What this task involves
Check each line for the string "Over". Give only the count of lines that have it.

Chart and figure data
+--
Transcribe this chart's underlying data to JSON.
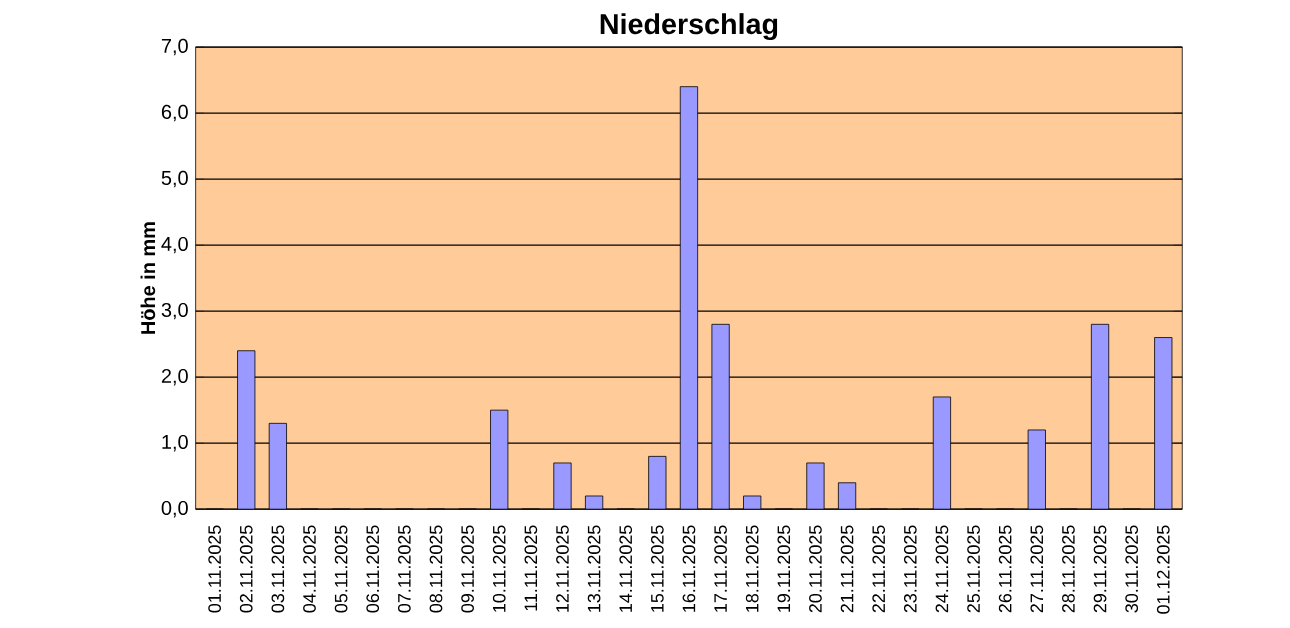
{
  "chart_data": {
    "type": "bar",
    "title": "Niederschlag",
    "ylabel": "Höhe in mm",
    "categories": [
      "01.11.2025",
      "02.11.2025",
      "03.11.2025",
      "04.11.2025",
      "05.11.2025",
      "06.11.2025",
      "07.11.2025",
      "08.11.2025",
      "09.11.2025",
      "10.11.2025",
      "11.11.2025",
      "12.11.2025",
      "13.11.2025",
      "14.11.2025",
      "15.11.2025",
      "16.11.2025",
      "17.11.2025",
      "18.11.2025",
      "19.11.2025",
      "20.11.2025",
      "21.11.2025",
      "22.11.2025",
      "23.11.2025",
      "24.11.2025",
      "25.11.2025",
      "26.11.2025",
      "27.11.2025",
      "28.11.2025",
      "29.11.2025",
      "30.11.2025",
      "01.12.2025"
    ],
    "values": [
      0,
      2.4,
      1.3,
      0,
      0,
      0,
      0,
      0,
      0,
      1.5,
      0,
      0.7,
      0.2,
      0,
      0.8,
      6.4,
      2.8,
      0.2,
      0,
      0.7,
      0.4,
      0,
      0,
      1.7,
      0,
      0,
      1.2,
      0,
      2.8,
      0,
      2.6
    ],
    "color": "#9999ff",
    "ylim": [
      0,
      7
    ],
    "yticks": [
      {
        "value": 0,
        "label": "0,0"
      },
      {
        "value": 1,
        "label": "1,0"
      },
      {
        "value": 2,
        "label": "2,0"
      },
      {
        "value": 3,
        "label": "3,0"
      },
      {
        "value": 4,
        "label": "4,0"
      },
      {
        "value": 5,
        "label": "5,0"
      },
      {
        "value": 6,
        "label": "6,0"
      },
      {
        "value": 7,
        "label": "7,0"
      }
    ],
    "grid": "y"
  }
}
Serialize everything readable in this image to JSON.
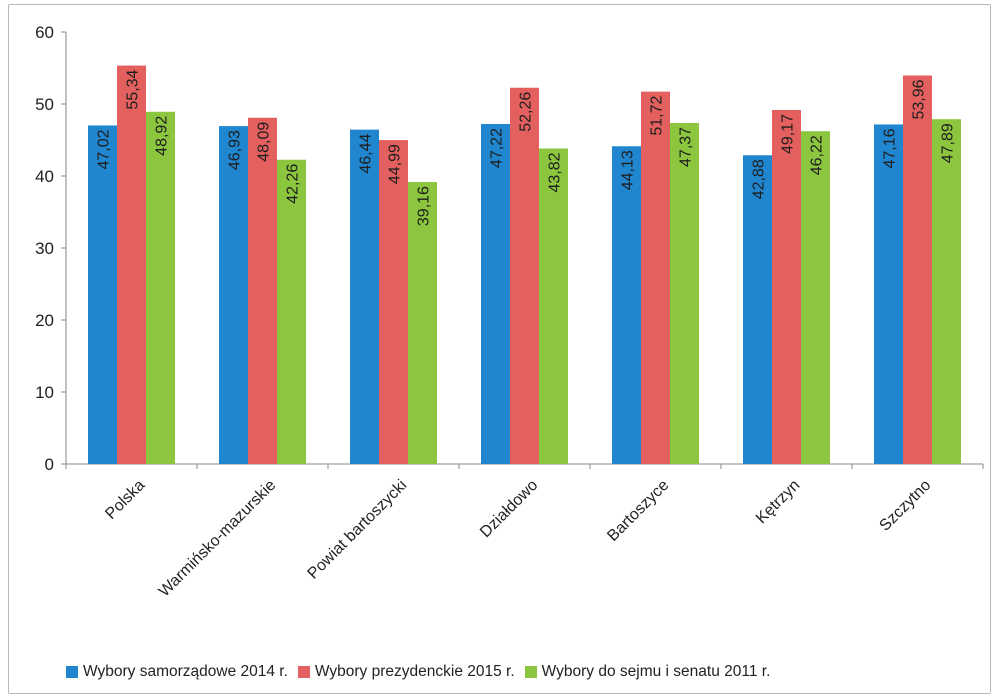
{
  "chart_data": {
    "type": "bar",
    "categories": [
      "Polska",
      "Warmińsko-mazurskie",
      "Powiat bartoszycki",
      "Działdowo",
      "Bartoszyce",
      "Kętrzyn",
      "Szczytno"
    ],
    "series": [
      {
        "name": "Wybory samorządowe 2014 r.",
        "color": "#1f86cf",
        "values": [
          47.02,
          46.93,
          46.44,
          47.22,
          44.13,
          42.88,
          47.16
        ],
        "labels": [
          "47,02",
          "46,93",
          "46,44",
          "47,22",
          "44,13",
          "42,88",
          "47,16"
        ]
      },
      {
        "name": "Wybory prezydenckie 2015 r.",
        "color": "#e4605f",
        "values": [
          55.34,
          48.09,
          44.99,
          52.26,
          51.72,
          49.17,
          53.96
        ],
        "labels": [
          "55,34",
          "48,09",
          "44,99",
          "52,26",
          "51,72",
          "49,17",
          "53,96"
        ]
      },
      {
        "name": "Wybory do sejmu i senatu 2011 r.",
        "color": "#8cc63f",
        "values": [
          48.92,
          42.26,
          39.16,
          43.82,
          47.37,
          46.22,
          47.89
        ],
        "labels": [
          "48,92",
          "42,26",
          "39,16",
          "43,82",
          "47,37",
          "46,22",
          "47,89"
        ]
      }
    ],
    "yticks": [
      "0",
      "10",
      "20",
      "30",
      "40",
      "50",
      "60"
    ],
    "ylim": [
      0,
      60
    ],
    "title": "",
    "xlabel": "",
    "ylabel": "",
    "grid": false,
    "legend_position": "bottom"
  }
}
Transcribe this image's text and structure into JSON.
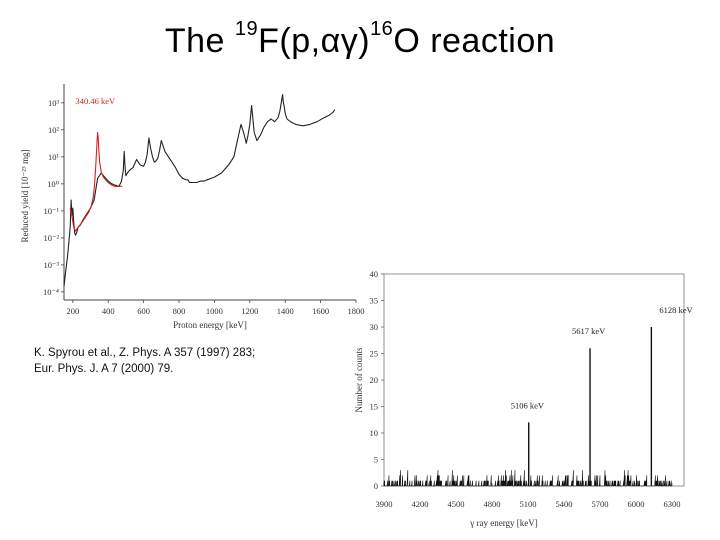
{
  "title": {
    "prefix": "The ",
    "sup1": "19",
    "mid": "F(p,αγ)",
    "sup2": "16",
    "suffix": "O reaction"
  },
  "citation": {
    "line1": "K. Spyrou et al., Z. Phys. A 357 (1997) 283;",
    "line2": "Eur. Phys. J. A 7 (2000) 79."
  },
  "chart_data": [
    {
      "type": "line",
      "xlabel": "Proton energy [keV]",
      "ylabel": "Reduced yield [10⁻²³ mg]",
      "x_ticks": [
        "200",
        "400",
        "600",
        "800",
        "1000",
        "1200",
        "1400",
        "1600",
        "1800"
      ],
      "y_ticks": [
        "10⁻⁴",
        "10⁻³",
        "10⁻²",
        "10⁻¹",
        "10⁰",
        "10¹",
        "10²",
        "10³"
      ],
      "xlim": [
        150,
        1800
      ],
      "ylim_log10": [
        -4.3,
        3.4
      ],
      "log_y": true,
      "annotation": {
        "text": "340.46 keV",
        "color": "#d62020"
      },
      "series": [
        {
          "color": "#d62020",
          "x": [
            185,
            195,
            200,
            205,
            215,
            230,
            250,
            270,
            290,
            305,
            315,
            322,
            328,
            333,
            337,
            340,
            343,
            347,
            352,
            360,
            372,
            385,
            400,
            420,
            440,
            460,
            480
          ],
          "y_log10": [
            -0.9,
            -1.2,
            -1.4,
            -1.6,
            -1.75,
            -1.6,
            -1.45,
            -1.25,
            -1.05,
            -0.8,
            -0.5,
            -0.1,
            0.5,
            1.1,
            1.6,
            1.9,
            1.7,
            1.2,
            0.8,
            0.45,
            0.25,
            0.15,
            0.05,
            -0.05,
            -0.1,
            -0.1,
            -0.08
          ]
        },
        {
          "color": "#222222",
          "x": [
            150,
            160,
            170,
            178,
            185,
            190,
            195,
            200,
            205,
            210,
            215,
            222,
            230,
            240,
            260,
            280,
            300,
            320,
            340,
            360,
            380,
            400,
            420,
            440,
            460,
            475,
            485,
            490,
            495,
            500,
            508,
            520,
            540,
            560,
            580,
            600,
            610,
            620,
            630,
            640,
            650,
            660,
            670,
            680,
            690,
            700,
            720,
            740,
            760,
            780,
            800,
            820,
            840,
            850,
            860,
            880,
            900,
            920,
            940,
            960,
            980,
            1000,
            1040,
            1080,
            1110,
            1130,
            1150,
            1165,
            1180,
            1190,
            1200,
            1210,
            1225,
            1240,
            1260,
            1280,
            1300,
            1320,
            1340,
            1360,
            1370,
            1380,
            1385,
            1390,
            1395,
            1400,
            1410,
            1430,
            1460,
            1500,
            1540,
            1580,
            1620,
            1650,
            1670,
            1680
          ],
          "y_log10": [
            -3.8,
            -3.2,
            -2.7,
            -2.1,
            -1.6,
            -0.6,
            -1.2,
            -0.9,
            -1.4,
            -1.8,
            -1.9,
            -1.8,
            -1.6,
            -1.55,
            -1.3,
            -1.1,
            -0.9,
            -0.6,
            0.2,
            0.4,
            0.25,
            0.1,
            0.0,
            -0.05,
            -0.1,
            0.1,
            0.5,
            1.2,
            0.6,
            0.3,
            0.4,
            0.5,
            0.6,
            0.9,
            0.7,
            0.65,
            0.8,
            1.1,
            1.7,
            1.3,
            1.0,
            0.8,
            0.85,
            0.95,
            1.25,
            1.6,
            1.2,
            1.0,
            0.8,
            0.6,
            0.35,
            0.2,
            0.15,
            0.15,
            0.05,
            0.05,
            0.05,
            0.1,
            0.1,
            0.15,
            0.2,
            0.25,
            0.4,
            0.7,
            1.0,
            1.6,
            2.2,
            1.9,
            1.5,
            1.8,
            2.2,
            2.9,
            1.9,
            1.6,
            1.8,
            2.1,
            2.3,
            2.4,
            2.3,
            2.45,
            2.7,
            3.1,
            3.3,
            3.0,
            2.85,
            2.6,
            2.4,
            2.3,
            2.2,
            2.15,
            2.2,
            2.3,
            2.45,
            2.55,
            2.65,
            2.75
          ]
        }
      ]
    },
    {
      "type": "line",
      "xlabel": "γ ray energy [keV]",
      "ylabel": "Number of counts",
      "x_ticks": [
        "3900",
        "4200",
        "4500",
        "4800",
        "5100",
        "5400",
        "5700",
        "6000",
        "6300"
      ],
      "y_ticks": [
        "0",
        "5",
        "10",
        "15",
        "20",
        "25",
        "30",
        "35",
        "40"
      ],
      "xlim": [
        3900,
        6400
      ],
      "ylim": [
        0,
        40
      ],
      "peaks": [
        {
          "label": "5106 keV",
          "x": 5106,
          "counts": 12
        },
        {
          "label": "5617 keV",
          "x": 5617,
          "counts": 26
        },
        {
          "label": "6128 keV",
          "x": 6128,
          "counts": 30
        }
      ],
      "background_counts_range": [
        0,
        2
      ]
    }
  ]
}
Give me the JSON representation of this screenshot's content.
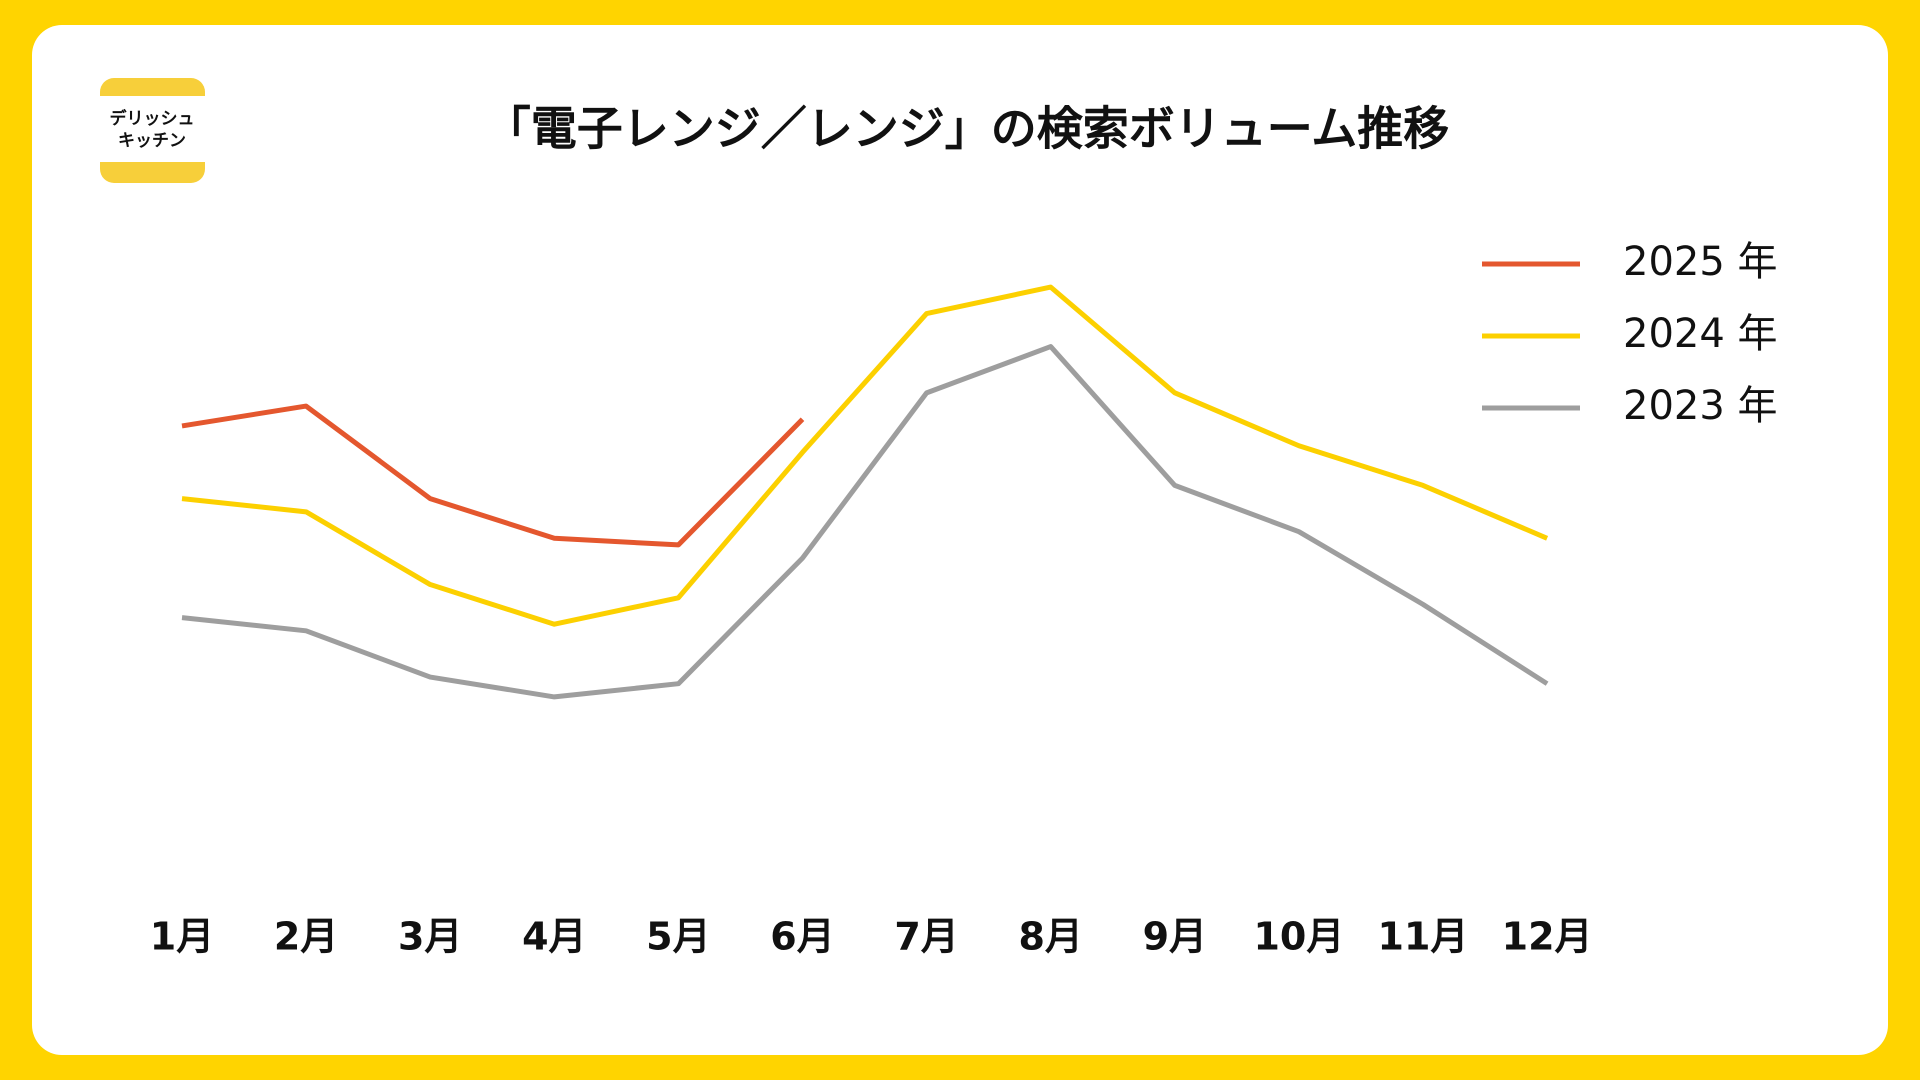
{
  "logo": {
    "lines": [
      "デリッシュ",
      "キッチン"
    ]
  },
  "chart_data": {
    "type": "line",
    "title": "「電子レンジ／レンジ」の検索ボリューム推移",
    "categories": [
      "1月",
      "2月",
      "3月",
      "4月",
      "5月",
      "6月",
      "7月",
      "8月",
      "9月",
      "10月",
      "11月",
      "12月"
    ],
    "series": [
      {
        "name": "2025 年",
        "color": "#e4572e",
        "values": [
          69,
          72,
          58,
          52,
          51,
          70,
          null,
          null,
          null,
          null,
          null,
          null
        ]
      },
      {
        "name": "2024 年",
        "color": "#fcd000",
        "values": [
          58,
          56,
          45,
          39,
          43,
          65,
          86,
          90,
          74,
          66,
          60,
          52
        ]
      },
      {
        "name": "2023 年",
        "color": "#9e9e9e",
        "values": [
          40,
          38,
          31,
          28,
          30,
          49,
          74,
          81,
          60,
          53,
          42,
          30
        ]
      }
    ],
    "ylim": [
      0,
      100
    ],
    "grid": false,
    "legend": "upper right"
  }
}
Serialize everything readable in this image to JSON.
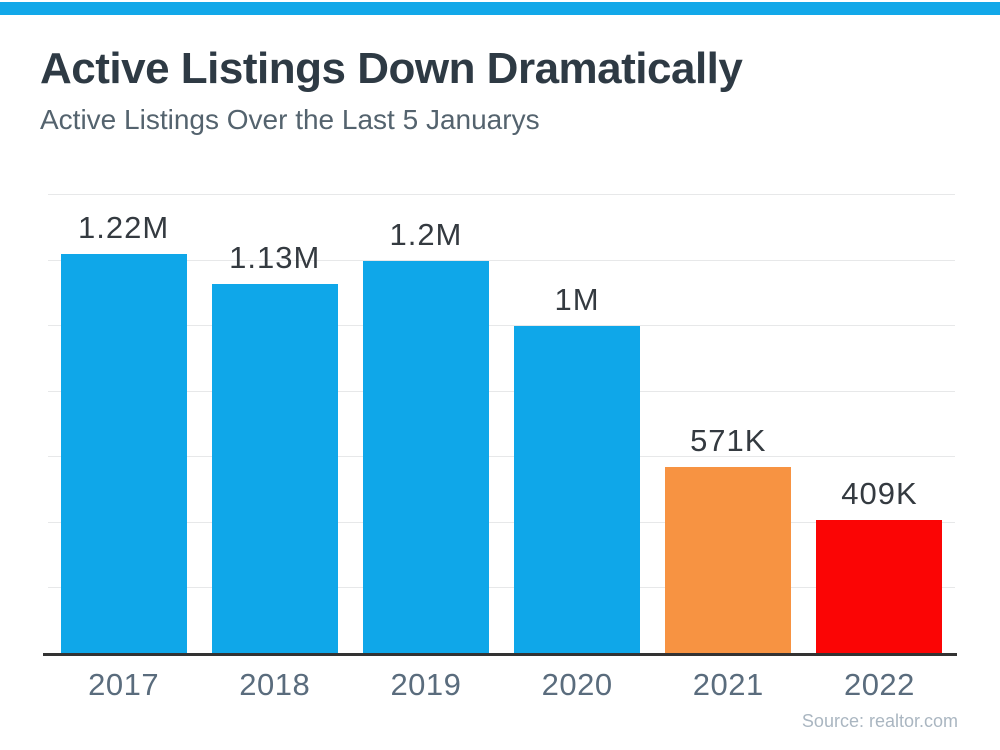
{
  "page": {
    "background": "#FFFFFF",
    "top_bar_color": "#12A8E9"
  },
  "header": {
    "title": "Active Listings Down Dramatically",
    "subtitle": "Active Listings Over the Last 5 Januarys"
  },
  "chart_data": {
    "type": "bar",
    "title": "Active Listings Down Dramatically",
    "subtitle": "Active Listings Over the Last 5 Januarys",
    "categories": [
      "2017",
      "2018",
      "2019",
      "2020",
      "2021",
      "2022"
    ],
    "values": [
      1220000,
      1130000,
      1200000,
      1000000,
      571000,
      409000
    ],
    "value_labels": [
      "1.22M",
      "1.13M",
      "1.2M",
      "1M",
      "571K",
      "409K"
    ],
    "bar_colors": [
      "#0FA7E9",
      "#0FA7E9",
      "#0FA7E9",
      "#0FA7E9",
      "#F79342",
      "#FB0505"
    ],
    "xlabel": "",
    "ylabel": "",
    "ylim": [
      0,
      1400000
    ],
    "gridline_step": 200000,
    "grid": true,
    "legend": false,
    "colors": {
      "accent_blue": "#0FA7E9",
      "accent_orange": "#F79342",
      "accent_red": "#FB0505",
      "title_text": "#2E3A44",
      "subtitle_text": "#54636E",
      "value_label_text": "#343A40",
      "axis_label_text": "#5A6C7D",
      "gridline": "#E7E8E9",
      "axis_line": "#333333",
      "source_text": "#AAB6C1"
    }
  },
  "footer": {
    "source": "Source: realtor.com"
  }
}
+--
Answer to this exercise
2